*Your instructions:* Please count the lines below that contain the word "Expectativa", and reply with that number alone.

*Records provided:*
===============
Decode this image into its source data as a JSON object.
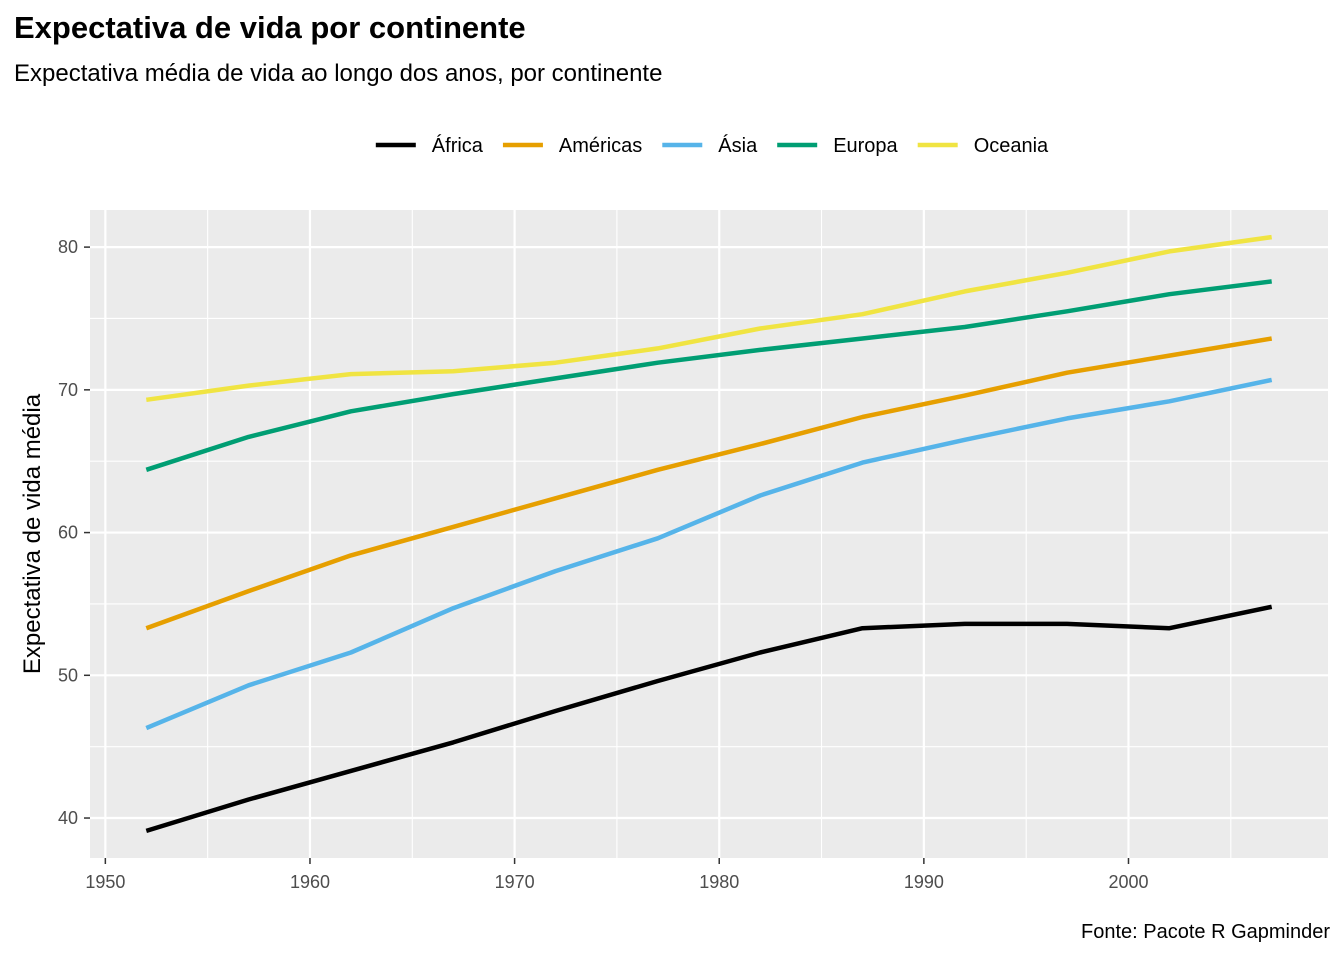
{
  "chart_data": {
    "type": "line",
    "title": "Expectativa de vida por continente",
    "subtitle": "Expectativa média de vida ao longo dos anos, por continente",
    "caption": "Fonte: Pacote R Gapminder",
    "xlabel": "",
    "ylabel": "Expectativa de vida média",
    "xlim": [
      1949.25,
      2009.75
    ],
    "ylim": [
      37.2,
      82.6
    ],
    "x_ticks": [
      1950,
      1960,
      1970,
      1980,
      1990,
      2000
    ],
    "y_ticks": [
      40,
      50,
      60,
      70,
      80
    ],
    "grid": true,
    "legend_position": "top",
    "x": [
      1952,
      1957,
      1962,
      1967,
      1972,
      1977,
      1982,
      1987,
      1992,
      1997,
      2002,
      2007
    ],
    "series": [
      {
        "name": "África",
        "color": "#000000",
        "values": [
          39.1,
          41.3,
          43.3,
          45.3,
          47.5,
          49.6,
          51.6,
          53.3,
          53.6,
          53.6,
          53.3,
          54.8
        ]
      },
      {
        "name": "Américas",
        "color": "#E69F00",
        "values": [
          53.3,
          55.9,
          58.4,
          60.4,
          62.4,
          64.4,
          66.2,
          68.1,
          69.6,
          71.2,
          72.4,
          73.6
        ]
      },
      {
        "name": "Ásia",
        "color": "#56B4E9",
        "values": [
          46.3,
          49.3,
          51.6,
          54.7,
          57.3,
          59.6,
          62.6,
          64.9,
          66.5,
          68.0,
          69.2,
          70.7
        ]
      },
      {
        "name": "Europa",
        "color": "#009E73",
        "values": [
          64.4,
          66.7,
          68.5,
          69.7,
          70.8,
          71.9,
          72.8,
          73.6,
          74.4,
          75.5,
          76.7,
          77.6
        ]
      },
      {
        "name": "Oceania",
        "color": "#F0E442",
        "values": [
          69.3,
          70.3,
          71.1,
          71.3,
          71.9,
          72.9,
          74.3,
          75.3,
          76.9,
          78.2,
          79.7,
          80.7
        ]
      }
    ]
  }
}
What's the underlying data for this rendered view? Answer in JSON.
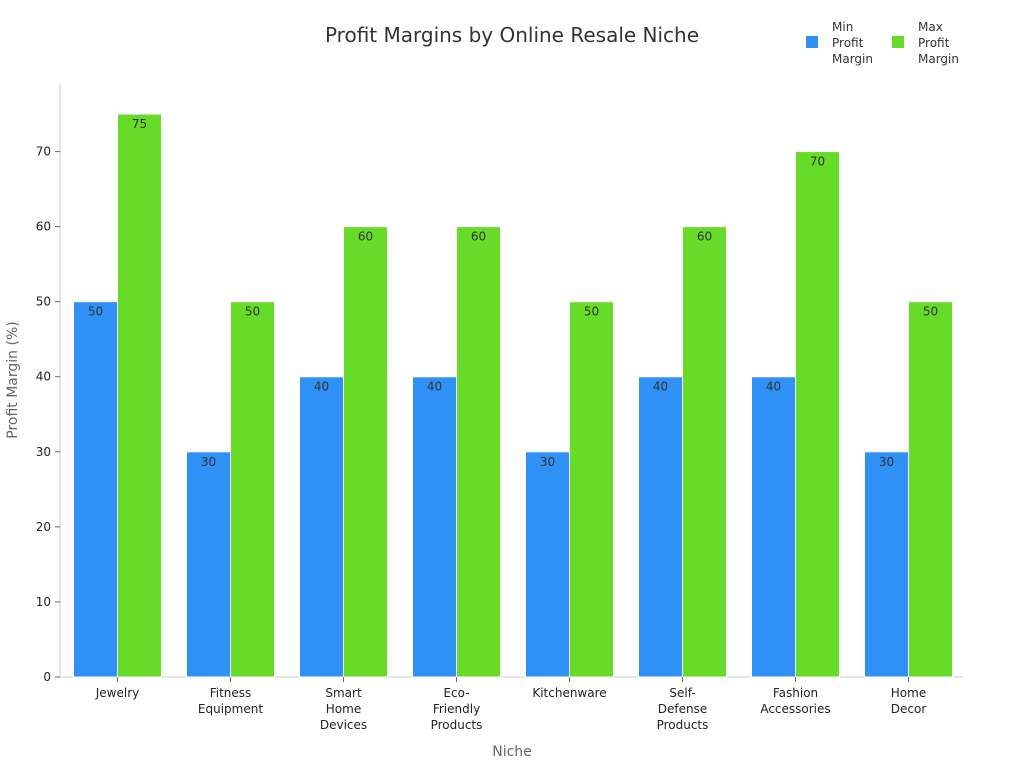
{
  "chart_data": {
    "type": "bar",
    "title": "Profit Margins by Online Resale Niche",
    "xlabel": "Niche",
    "ylabel": "Profit Margin (%)",
    "categories": [
      "Jewelry",
      "Fitness Equipment",
      "Smart Home Devices",
      "Eco-Friendly Products",
      "Kitchenware",
      "Self-Defense Products",
      "Fashion Accessories",
      "Home Decor"
    ],
    "category_lines": [
      [
        "Jewelry"
      ],
      [
        "Fitness",
        "Equipment"
      ],
      [
        "Smart",
        "Home",
        "Devices"
      ],
      [
        "Eco-",
        "Friendly",
        "Products"
      ],
      [
        "Kitchenware"
      ],
      [
        "Self-",
        "Defense",
        "Products"
      ],
      [
        "Fashion",
        "Accessories"
      ],
      [
        "Home",
        "Decor"
      ]
    ],
    "series": [
      {
        "name": "Min Profit Margin",
        "name_lines": [
          "Min",
          "Profit",
          "Margin"
        ],
        "color": "#2f90f5",
        "values": [
          50,
          30,
          40,
          40,
          30,
          40,
          40,
          30
        ]
      },
      {
        "name": "Max Profit Margin",
        "name_lines": [
          "Max",
          "Profit",
          "Margin"
        ],
        "color": "#66db28",
        "values": [
          75,
          50,
          60,
          60,
          50,
          60,
          70,
          50
        ]
      }
    ],
    "yticks": [
      0,
      10,
      20,
      30,
      40,
      50,
      60,
      70
    ],
    "ylim": [
      0,
      79
    ],
    "grid": false,
    "data_labels": true,
    "legend_position": "top-right"
  }
}
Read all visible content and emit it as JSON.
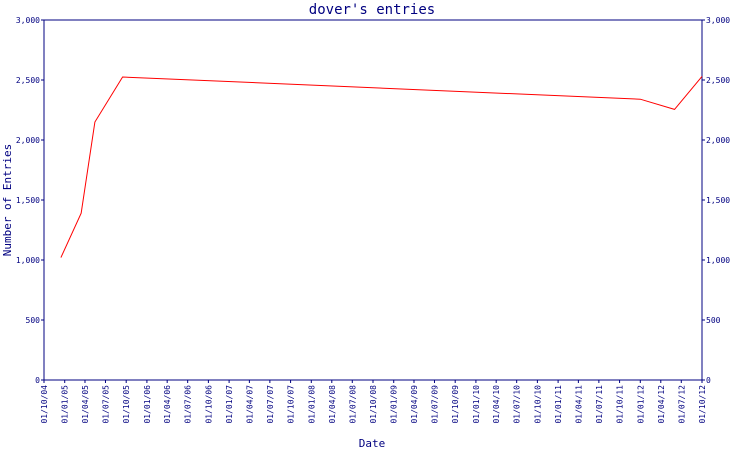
{
  "chart_data": {
    "type": "line",
    "title": "dover's entries",
    "xlabel": "Date",
    "ylabel": "Number of Entries",
    "ylim": [
      0,
      3000
    ],
    "y_ticks": [
      "0",
      "500",
      "1,000",
      "1,500",
      "2,000",
      "2,500",
      "3,000"
    ],
    "y_tick_values": [
      0,
      500,
      1000,
      1500,
      2000,
      2500,
      3000
    ],
    "x_ticks": [
      "01/10/04",
      "01/01/05",
      "01/04/05",
      "01/07/05",
      "01/10/05",
      "01/01/06",
      "01/04/06",
      "01/07/06",
      "01/10/06",
      "01/01/07",
      "01/04/07",
      "01/07/07",
      "01/10/07",
      "01/01/08",
      "01/04/08",
      "01/07/08",
      "01/10/08",
      "01/01/09",
      "01/04/09",
      "01/07/09",
      "01/10/09",
      "01/01/10",
      "01/04/10",
      "01/07/10",
      "01/10/10",
      "01/01/11",
      "01/04/11",
      "01/07/11",
      "01/10/11",
      "01/01/12",
      "01/04/12",
      "01/07/12",
      "01/10/12"
    ],
    "line_color": "#ff0000",
    "axis_color": "#000080",
    "grid": false,
    "legend": "none",
    "series": [
      {
        "x": [
          "2004-12-15",
          "2005-03-15",
          "2005-05-15",
          "2005-09-15",
          "2012-01-01",
          "2012-06-01",
          "2012-10-01"
        ],
        "y": [
          1020,
          1390,
          2150,
          2525,
          2340,
          2255,
          2530
        ]
      }
    ]
  }
}
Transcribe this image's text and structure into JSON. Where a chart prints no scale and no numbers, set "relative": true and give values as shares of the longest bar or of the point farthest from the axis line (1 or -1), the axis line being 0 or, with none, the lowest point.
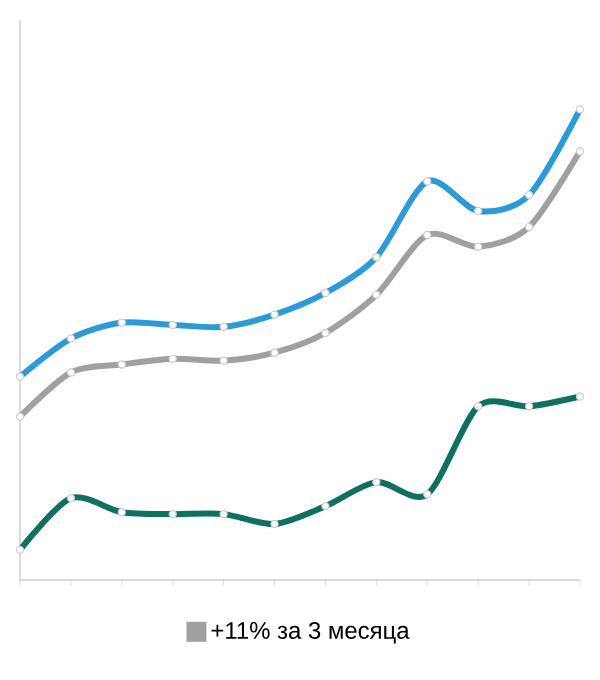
{
  "chart_data": {
    "type": "line",
    "relative": true,
    "categories": [
      null,
      null,
      null,
      null,
      null,
      null,
      null,
      null,
      null,
      null,
      null,
      null
    ],
    "series": [
      {
        "color": "#2b9ad8",
        "values": [
          0.432,
          0.513,
          0.547,
          0.542,
          0.538,
          0.564,
          0.61,
          0.686,
          0.847,
          0.784,
          0.818,
          1
        ]
      },
      {
        "name": "+11% за 3 месяца",
        "color": "#a0a0a0",
        "values": [
          0.347,
          0.441,
          0.458,
          0.47,
          0.466,
          0.483,
          0.525,
          0.606,
          0.733,
          0.708,
          0.75,
          0.911
        ]
      },
      {
        "color": "#0e7060",
        "values": [
          0.064,
          0.174,
          0.144,
          0.14,
          0.14,
          0.119,
          0.157,
          0.208,
          0.182,
          0.369,
          0.369,
          0.39
        ]
      }
    ],
    "marker": "circle",
    "legend": "bottom"
  }
}
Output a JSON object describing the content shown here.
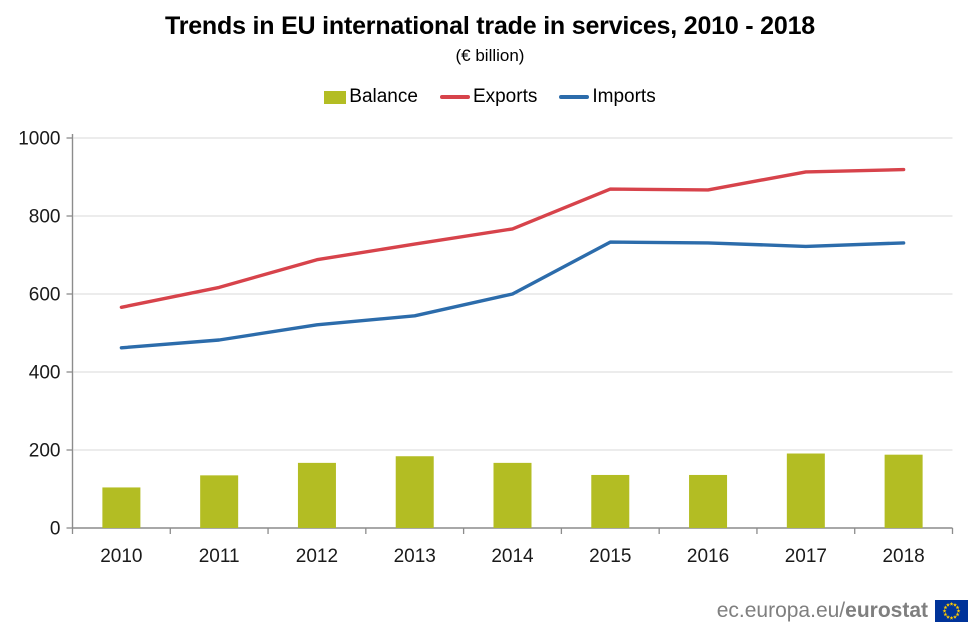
{
  "page": {
    "title": "Trends in EU international trade in services, 2010 - 2018",
    "subtitle": "(€ billion)",
    "footer": {
      "link_regular": "ec.europa.eu/",
      "link_bold": "eurostat"
    }
  },
  "colors": {
    "flag_blue": "#003399",
    "flag_yellow": "#ffcc00",
    "footer_text": "#7f7f7f"
  },
  "chart_data": {
    "type": "combo-bar-line",
    "title": "Trends in EU international trade in services, 2010 - 2018",
    "subtitle": "(€ billion)",
    "categories": [
      "2010",
      "2011",
      "2012",
      "2013",
      "2014",
      "2015",
      "2016",
      "2017",
      "2018"
    ],
    "series": [
      {
        "name": "Balance",
        "type": "bar",
        "color": "#b3bd23",
        "values": [
          104,
          135,
          167,
          184,
          167,
          136,
          136,
          191,
          188
        ]
      },
      {
        "name": "Exports",
        "type": "line",
        "color": "#d7434b",
        "values": [
          566,
          617,
          688,
          728,
          767,
          869,
          867,
          913,
          919
        ]
      },
      {
        "name": "Imports",
        "type": "line",
        "color": "#2c6cab",
        "values": [
          462,
          482,
          521,
          544,
          600,
          733,
          731,
          722,
          731
        ]
      }
    ],
    "ylim": [
      0,
      1000
    ],
    "yticks": [
      0,
      200,
      400,
      600,
      800,
      1000
    ],
    "grid": true,
    "legend_position": "top",
    "style": {
      "grid_color": "#d9d9d9",
      "axis_color": "#8c8c8c",
      "tick_label_color": "#1a1a1a"
    }
  }
}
===============
*Output for this task:* 3